(Dataset records)
■ ■ ■ ■ ■ ■ ■
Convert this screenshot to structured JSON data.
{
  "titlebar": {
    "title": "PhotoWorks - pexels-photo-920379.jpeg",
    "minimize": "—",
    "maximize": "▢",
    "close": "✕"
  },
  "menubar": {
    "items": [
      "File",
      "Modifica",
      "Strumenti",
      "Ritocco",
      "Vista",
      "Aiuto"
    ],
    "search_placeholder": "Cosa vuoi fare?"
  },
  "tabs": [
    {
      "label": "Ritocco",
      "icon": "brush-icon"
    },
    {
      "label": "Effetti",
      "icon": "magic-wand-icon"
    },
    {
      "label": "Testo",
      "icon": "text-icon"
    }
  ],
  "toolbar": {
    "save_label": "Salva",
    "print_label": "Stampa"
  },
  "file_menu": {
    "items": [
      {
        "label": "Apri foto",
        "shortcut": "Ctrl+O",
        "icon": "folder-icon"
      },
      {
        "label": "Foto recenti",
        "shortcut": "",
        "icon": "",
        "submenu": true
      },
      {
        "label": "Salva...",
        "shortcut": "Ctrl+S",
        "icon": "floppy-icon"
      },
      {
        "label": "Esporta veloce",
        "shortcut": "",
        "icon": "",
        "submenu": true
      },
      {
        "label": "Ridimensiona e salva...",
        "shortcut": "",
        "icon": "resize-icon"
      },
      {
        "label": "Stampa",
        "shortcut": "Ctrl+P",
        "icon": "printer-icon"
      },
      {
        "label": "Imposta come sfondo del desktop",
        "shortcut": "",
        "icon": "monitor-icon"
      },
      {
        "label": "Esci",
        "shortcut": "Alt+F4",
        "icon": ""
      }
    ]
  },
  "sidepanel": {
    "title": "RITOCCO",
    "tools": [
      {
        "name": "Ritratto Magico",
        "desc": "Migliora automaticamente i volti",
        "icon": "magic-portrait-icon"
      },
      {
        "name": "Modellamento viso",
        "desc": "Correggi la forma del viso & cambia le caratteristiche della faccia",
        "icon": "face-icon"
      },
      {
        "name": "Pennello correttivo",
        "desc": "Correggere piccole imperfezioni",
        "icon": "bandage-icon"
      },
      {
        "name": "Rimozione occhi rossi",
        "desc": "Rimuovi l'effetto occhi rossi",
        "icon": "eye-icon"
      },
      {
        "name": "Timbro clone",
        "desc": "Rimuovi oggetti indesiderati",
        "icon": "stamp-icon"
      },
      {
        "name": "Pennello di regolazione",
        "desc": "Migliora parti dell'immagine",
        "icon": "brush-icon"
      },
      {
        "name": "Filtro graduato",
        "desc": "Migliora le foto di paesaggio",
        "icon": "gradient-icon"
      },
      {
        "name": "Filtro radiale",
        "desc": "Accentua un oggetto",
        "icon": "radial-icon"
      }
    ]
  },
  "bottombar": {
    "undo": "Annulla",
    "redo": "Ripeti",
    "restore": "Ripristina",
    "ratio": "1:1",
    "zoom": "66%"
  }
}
■ ■ ■ ■ ■ ■ ■
- _DIRECTIVE_:
Exactly as they are written, print the entries again.

- _RESPONSE_:
Convert this screenshot to structured JSON data.
{
  "titlebar": {
    "title": "PhotoWorks - pexels-photo-920379.jpeg",
    "minimize": "—",
    "maximize": "▢",
    "close": "✕"
  },
  "menubar": {
    "items": [
      "File",
      "Modifica",
      "Strumenti",
      "Ritocco",
      "Vista",
      "Aiuto"
    ],
    "search_placeholder": "Cosa vuoi fare?"
  },
  "tabs": [
    {
      "label": "Ritocco",
      "icon": "brush-icon"
    },
    {
      "label": "Effetti",
      "icon": "magic-wand-icon"
    },
    {
      "label": "Testo",
      "icon": "text-icon"
    }
  ],
  "toolbar": {
    "save_label": "Salva",
    "print_label": "Stampa"
  },
  "file_menu": {
    "items": [
      {
        "label": "Apri foto",
        "shortcut": "Ctrl+O",
        "icon": "folder-icon"
      },
      {
        "label": "Foto recenti",
        "shortcut": "",
        "icon": "",
        "submenu": true
      },
      {
        "label": "Salva...",
        "shortcut": "Ctrl+S",
        "icon": "floppy-icon"
      },
      {
        "label": "Esporta veloce",
        "shortcut": "",
        "icon": "",
        "submenu": true
      },
      {
        "label": "Ridimensiona e salva...",
        "shortcut": "",
        "icon": "resize-icon"
      },
      {
        "label": "Stampa",
        "shortcut": "Ctrl+P",
        "icon": "printer-icon"
      },
      {
        "label": "Imposta come sfondo del desktop",
        "shortcut": "",
        "icon": "monitor-icon"
      },
      {
        "label": "Esci",
        "shortcut": "Alt+F4",
        "icon": ""
      }
    ]
  },
  "sidepanel": {
    "title": "RITOCCO",
    "tools": [
      {
        "name": "Ritratto Magico",
        "desc": "Migliora automaticamente i volti",
        "icon": "magic-portrait-icon"
      },
      {
        "name": "Modellamento viso",
        "desc": "Correggi la forma del viso & cambia le caratteristiche della faccia",
        "icon": "face-icon"
      },
      {
        "name": "Pennello correttivo",
        "desc": "Correggere piccole imperfezioni",
        "icon": "bandage-icon"
      },
      {
        "name": "Rimozione occhi rossi",
        "desc": "Rimuovi l'effetto occhi rossi",
        "icon": "eye-icon"
      },
      {
        "name": "Timbro clone",
        "desc": "Rimuovi oggetti indesiderati",
        "icon": "stamp-icon"
      },
      {
        "name": "Pennello di regolazione",
        "desc": "Migliora parti dell'immagine",
        "icon": "brush-icon"
      },
      {
        "name": "Filtro graduato",
        "desc": "Migliora le foto di paesaggio",
        "icon": "gradient-icon"
      },
      {
        "name": "Filtro radiale",
        "desc": "Accentua un oggetto",
        "icon": "radial-icon"
      }
    ]
  },
  "bottombar": {
    "undo": "Annulla",
    "redo": "Ripeti",
    "restore": "Ripristina",
    "ratio": "1:1",
    "zoom": "66%"
  }
}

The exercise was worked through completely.